Task details → Scan the entries below for "janin" and copy each line that holds it.

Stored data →
☆ ☆ ☆

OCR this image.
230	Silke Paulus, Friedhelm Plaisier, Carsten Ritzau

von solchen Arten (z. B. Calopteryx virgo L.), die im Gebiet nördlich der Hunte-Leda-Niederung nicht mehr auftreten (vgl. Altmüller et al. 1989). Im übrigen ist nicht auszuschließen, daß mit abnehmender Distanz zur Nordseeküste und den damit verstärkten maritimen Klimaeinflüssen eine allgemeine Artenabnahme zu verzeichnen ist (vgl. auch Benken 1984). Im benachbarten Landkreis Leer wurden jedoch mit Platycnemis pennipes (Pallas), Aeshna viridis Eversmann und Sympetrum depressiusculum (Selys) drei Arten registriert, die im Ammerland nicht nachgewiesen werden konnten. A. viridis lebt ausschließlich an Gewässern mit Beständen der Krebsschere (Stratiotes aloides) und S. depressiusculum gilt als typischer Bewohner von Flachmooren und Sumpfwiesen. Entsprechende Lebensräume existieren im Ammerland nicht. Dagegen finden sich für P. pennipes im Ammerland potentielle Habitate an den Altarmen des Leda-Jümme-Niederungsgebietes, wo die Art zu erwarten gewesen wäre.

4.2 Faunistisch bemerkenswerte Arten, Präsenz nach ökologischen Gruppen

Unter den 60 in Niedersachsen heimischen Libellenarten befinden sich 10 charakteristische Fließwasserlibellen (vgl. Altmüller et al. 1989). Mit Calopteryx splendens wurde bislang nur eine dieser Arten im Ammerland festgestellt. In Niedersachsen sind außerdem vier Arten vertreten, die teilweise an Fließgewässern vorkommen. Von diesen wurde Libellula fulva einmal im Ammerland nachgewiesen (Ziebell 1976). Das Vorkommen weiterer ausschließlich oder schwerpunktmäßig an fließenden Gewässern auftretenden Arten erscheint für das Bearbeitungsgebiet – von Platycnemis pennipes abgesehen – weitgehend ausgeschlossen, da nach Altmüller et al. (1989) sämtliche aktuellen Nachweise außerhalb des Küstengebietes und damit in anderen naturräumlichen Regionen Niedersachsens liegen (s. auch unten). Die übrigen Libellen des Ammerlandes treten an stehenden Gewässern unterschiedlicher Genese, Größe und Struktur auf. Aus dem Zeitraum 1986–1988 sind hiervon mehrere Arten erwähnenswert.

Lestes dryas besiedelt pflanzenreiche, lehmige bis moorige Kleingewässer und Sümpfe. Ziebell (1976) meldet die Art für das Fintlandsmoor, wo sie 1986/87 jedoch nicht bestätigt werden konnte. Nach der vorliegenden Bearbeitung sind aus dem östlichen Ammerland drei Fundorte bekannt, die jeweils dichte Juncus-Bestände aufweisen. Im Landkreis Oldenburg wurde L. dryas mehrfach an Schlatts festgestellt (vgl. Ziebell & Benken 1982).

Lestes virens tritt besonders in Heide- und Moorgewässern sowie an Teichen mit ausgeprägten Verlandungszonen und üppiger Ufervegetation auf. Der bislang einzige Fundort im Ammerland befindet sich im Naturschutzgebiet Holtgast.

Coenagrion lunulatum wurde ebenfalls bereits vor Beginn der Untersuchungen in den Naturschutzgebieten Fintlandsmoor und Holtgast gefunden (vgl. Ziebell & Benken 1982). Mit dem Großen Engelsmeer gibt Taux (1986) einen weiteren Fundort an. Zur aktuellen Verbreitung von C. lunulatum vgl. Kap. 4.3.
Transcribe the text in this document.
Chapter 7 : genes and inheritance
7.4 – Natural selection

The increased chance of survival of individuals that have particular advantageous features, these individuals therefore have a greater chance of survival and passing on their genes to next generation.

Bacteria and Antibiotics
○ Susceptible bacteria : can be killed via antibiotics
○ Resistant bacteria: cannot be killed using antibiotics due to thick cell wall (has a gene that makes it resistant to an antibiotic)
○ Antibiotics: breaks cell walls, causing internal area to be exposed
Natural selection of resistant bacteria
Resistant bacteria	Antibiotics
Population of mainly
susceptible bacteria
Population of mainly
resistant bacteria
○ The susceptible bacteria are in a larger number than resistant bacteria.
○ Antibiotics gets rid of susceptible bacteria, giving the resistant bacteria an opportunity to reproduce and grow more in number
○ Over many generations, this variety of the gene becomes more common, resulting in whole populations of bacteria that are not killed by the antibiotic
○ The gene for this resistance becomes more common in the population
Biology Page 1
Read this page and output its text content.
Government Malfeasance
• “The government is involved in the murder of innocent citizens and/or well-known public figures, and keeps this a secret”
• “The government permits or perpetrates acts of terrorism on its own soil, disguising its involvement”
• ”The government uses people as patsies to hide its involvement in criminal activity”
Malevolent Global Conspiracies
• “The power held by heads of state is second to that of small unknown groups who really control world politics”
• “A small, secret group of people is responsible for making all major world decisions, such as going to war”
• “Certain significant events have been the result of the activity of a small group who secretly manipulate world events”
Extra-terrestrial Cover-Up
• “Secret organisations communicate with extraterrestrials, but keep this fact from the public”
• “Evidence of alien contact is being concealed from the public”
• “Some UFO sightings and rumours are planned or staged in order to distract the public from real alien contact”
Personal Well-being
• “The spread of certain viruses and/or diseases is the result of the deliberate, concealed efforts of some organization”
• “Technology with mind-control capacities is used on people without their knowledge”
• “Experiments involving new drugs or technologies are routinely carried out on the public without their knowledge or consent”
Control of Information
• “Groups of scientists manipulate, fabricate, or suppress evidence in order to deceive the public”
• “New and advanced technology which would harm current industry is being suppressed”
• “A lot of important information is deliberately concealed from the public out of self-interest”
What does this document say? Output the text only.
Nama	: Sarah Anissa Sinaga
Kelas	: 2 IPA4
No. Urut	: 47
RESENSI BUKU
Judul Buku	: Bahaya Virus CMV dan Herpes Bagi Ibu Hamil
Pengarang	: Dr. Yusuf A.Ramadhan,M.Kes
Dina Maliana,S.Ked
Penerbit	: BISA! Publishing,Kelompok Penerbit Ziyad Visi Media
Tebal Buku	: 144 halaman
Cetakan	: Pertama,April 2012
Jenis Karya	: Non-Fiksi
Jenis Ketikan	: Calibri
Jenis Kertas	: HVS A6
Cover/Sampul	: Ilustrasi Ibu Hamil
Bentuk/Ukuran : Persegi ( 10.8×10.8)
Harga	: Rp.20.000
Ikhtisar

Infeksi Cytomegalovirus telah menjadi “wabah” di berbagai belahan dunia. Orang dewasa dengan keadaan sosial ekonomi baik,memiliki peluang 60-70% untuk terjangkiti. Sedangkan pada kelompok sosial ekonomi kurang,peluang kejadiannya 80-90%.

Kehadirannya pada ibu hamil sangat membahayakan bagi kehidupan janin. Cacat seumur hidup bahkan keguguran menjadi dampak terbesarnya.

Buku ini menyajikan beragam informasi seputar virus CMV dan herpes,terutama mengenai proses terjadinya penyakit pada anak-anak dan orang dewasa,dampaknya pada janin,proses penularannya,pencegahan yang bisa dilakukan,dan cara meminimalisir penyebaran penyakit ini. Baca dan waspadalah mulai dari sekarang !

☆ ☆ ☆

Answer below →
Kehadirannya pada ibu hamil sangat membahayakan bagi kehidupan janin. Cacat seumur hidup bahkan keguguran menjadi dampak terbesarnya.
Buku ini menyajikan beragam informasi seputar virus CMV dan herpes,terutama mengenai proses terjadinya penyakit pada anak-anak dan orang dewasa,dampaknya pada janin,proses penularannya,pencegahan yang bisa dilakukan,dan cara meminimalisir penyebaran penyakit ini. Baca dan waspadalah mulai dari sekarang !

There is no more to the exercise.